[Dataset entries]
start
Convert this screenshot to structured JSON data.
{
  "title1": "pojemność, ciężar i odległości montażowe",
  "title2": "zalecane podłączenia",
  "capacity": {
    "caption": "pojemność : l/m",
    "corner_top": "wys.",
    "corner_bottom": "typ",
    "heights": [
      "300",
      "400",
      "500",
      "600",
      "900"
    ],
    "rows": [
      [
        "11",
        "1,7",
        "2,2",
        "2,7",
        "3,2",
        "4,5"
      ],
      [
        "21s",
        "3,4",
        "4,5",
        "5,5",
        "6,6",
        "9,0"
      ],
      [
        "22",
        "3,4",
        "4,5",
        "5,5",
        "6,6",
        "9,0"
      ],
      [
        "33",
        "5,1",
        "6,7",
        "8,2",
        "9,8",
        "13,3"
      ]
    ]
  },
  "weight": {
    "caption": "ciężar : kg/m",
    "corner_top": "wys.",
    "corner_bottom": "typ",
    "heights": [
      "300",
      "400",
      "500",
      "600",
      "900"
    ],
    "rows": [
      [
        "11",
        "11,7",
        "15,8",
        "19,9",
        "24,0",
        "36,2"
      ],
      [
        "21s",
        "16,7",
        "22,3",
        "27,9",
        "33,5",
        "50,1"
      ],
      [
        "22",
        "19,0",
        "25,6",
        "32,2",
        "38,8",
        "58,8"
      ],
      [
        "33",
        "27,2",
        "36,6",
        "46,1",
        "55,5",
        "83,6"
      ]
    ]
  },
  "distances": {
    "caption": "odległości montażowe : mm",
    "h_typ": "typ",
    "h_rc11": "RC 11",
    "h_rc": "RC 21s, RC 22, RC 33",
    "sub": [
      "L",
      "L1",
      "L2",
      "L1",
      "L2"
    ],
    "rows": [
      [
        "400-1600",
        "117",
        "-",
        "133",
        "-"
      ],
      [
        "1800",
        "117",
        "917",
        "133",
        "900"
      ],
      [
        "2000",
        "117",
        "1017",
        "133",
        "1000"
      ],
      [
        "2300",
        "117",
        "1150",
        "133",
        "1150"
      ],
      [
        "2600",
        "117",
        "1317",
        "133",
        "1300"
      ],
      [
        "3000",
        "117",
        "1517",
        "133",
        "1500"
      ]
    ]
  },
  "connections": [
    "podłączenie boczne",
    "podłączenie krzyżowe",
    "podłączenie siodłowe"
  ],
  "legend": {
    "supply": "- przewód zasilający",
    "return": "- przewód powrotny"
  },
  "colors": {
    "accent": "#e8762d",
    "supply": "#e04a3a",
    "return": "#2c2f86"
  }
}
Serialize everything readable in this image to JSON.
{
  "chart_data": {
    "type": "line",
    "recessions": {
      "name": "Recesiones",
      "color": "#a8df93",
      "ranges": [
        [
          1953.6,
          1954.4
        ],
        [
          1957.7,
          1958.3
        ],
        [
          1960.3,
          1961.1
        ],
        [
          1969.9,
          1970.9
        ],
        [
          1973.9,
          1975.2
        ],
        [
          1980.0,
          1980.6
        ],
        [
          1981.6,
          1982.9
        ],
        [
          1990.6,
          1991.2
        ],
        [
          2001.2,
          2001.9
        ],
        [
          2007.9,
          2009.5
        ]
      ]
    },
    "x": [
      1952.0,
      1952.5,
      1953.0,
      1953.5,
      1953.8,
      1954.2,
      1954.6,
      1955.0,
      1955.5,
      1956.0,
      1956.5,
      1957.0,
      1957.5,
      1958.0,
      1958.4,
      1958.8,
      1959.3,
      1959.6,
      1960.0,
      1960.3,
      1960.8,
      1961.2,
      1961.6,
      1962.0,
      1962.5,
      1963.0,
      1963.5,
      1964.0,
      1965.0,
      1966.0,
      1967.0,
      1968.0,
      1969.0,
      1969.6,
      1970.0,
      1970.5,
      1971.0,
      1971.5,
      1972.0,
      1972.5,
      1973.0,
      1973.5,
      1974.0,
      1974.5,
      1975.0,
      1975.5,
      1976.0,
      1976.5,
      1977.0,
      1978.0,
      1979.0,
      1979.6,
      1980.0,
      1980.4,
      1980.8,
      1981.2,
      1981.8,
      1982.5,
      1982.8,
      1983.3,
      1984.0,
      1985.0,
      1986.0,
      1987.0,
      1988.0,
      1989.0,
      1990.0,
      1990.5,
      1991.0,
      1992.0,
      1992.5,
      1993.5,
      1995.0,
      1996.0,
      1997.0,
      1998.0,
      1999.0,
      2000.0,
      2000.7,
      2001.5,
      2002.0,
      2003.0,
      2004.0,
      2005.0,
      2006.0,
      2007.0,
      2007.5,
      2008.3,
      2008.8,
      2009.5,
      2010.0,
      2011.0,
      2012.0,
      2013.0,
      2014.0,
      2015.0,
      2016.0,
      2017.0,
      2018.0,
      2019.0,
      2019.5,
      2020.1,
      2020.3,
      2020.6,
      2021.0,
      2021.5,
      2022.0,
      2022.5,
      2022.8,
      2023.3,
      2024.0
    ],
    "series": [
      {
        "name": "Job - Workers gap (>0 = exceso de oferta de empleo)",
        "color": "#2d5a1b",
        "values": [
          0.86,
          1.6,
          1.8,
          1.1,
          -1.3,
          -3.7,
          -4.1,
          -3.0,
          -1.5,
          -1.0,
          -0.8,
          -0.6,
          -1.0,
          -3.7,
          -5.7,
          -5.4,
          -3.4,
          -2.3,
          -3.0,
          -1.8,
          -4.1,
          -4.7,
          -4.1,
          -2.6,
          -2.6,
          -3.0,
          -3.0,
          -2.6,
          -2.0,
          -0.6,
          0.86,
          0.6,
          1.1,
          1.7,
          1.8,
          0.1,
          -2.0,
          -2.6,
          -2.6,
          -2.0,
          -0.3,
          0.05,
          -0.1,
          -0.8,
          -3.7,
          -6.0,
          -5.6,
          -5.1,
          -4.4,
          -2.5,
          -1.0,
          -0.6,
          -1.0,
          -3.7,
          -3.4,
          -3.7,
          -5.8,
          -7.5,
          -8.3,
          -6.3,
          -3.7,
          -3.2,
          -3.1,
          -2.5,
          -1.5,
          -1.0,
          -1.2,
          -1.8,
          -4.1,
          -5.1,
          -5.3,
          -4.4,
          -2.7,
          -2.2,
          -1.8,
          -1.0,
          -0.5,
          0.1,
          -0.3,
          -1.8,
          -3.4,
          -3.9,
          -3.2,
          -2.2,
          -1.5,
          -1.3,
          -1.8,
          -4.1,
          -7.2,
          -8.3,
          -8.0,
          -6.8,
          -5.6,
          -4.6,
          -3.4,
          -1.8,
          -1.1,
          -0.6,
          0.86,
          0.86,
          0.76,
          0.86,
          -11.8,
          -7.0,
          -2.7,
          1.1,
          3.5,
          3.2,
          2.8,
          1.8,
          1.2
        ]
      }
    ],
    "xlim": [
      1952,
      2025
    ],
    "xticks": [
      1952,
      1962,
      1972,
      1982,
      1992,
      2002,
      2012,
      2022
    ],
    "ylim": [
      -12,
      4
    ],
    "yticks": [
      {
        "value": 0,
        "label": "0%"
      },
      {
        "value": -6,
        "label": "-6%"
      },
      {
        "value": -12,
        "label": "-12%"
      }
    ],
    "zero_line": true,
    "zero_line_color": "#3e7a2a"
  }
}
end
start
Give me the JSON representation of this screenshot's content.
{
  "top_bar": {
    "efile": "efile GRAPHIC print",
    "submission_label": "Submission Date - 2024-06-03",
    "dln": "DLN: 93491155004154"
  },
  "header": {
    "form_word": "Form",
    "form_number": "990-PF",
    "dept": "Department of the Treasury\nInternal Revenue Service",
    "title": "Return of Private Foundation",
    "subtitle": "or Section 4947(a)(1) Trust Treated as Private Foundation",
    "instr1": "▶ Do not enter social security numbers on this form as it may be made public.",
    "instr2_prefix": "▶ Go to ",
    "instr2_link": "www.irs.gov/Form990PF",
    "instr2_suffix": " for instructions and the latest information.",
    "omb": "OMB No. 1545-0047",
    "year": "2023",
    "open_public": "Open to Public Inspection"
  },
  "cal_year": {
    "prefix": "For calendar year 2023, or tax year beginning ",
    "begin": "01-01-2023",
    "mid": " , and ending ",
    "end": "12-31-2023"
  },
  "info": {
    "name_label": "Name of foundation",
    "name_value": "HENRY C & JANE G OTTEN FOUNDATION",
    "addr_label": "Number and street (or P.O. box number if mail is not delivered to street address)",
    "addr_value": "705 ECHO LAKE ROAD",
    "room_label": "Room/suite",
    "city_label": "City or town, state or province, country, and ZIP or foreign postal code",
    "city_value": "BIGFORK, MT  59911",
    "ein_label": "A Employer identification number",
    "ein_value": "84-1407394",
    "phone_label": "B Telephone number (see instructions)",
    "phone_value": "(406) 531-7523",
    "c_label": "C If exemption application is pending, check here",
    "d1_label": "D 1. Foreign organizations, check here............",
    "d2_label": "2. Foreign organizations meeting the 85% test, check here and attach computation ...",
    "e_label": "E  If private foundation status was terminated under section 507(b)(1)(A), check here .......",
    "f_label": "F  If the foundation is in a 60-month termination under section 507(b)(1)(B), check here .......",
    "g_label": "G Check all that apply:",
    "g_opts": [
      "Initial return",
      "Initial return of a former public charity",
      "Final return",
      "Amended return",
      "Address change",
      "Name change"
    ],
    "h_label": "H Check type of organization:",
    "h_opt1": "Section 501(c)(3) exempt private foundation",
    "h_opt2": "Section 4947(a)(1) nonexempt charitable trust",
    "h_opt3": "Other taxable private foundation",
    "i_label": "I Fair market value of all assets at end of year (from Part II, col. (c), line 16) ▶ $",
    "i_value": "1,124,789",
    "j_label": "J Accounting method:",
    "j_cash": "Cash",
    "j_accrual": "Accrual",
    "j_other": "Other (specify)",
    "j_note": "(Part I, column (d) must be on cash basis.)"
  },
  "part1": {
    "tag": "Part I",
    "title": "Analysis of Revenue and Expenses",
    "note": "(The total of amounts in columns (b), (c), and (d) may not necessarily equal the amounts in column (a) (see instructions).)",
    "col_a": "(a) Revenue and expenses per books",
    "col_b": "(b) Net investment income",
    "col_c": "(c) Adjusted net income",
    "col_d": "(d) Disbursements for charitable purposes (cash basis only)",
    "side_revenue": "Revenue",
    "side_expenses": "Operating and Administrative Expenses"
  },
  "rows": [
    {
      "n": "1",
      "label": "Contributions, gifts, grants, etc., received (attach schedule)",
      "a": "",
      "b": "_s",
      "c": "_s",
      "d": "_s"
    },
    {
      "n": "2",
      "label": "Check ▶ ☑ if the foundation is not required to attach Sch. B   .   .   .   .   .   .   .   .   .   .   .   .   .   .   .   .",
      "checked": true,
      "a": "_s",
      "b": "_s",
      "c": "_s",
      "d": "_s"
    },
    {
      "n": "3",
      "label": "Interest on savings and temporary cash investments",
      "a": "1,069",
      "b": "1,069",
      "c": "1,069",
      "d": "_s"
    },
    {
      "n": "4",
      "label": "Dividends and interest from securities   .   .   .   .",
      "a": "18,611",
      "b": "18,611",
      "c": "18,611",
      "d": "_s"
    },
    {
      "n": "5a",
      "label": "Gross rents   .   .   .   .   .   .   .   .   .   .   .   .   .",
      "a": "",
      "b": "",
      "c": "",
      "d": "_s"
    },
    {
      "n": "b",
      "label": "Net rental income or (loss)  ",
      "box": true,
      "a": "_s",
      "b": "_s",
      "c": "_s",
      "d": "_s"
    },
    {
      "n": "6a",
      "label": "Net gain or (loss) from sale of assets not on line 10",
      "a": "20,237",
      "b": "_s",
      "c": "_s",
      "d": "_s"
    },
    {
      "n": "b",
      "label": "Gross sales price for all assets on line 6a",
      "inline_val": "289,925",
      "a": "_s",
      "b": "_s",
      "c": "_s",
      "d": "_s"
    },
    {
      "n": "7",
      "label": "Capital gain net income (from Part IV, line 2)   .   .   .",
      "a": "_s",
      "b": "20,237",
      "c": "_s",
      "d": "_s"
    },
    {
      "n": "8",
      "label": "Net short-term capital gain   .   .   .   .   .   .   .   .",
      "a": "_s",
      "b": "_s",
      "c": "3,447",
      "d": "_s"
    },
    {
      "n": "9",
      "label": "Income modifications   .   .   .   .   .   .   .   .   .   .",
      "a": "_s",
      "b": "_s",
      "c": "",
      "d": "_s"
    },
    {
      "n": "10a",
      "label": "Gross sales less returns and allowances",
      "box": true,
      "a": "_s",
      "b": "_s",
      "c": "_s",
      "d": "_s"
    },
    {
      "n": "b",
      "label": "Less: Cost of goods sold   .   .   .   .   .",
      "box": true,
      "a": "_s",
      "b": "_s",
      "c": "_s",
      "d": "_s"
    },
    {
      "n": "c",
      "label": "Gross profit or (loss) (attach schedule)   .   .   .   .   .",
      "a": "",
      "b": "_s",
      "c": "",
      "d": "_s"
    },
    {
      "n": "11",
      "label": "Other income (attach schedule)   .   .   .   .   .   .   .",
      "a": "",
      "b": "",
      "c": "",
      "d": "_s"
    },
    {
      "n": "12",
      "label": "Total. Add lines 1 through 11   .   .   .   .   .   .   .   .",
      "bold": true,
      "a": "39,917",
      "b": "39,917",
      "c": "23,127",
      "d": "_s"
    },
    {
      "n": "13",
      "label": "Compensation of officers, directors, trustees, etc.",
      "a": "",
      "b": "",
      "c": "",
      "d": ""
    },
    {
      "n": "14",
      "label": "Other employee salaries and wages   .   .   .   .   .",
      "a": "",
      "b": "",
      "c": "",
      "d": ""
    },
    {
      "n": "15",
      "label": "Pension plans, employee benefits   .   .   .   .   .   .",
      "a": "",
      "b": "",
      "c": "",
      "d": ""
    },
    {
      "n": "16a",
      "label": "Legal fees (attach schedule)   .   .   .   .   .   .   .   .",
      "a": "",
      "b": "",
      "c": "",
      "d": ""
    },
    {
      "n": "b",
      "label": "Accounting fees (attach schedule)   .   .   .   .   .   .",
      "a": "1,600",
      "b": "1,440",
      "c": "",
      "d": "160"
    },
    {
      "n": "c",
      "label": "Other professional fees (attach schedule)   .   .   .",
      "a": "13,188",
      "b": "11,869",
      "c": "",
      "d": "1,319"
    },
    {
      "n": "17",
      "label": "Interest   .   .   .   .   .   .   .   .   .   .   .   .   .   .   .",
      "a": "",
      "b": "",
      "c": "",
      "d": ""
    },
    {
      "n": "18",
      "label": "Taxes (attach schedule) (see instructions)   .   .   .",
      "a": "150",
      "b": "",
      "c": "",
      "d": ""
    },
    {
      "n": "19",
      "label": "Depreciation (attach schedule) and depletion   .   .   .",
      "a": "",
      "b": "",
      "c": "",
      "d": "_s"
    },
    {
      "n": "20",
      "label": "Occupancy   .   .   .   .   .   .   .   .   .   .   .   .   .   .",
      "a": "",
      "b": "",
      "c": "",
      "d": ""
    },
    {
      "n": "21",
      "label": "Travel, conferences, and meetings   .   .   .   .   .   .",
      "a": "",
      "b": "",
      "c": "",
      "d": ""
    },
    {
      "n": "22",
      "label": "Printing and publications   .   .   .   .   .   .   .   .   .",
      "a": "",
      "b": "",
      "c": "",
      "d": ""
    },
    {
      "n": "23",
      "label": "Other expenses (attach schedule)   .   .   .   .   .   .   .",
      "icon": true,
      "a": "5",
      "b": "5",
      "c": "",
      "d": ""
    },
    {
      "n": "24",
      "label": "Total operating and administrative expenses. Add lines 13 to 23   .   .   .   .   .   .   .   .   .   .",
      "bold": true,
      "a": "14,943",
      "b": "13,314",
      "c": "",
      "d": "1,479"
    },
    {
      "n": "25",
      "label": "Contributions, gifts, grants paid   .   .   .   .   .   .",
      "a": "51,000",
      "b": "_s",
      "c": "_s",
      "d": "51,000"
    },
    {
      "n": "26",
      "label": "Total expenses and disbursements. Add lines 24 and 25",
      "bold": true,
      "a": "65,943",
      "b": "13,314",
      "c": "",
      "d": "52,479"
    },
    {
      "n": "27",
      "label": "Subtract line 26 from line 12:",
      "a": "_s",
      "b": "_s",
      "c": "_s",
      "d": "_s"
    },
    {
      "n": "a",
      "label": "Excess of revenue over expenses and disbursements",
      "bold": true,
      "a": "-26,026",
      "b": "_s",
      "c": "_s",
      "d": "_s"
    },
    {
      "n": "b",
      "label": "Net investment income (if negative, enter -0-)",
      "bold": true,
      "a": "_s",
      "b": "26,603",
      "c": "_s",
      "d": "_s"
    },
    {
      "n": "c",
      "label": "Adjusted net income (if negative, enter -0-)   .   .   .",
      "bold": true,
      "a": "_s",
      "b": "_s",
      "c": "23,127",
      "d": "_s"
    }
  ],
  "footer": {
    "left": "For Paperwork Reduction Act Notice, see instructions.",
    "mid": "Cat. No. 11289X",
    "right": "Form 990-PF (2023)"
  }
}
end
start
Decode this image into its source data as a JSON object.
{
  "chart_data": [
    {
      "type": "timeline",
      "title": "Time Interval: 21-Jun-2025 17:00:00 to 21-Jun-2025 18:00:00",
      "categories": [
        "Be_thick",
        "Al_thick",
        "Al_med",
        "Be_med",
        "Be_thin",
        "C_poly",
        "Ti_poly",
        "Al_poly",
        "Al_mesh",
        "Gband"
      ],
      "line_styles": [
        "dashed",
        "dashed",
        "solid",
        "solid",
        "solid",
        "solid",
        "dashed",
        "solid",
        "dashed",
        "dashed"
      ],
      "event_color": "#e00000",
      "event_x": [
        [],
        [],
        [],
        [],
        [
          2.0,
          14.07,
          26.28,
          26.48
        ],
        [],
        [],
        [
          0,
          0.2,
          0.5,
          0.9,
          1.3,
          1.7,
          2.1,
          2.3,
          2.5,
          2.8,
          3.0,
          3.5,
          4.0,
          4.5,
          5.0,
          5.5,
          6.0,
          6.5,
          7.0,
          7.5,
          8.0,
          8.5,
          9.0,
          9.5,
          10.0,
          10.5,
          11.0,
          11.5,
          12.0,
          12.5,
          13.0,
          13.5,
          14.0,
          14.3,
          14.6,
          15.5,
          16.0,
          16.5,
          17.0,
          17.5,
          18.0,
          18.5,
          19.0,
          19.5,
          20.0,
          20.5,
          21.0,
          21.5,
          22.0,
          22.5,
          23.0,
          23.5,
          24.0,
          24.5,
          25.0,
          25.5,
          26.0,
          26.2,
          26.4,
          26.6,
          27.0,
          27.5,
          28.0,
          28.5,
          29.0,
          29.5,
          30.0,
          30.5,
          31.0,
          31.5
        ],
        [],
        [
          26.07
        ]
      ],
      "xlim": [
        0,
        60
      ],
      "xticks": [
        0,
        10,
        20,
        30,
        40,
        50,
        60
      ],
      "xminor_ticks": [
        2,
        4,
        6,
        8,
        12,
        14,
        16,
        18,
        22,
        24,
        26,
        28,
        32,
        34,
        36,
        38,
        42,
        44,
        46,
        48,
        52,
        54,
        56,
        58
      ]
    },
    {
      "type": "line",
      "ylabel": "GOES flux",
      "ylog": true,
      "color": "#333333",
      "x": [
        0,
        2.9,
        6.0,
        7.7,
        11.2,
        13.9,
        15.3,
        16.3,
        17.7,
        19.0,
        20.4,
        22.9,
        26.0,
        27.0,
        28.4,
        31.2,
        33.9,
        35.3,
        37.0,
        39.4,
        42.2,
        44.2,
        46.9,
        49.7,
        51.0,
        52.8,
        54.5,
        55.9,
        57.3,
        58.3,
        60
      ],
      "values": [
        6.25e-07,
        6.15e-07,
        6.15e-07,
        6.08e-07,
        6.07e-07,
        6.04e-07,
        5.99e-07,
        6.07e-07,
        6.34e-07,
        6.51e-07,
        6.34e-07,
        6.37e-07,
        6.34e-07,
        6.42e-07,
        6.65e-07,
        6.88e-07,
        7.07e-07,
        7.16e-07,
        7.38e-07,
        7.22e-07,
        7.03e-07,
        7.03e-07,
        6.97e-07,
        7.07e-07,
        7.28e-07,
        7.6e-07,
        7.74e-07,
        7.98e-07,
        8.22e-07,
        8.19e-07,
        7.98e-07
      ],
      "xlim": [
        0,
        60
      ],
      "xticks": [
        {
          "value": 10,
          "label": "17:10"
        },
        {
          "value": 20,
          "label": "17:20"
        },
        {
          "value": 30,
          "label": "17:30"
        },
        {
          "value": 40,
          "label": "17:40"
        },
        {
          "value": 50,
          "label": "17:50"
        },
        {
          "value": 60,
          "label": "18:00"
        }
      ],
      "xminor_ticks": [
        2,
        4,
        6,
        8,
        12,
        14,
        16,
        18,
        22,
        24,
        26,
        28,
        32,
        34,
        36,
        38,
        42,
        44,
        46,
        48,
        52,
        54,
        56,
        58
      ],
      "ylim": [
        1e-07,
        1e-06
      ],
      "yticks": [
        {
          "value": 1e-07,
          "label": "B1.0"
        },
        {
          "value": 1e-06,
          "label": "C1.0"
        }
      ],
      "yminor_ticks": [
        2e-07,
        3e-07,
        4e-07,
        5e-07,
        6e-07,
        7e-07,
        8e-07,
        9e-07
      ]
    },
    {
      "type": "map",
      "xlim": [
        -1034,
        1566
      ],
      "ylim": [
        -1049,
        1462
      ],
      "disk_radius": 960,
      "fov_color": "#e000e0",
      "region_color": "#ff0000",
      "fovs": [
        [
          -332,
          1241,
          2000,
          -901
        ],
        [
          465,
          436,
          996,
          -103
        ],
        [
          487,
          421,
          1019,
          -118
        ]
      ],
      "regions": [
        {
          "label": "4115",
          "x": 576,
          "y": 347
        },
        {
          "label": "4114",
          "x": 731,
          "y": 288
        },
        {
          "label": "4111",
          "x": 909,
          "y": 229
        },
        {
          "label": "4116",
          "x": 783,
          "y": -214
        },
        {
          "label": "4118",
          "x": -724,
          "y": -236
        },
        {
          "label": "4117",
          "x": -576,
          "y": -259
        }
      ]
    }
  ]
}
end
Your task: Copy each line of the listing in which the word "basis" can be found.

Task answer:
    "j_note": "(Part I, column (d) must be on cash basis.)"
    "col_d": "(d) Disbursements for charitable purposes (cash basis only)",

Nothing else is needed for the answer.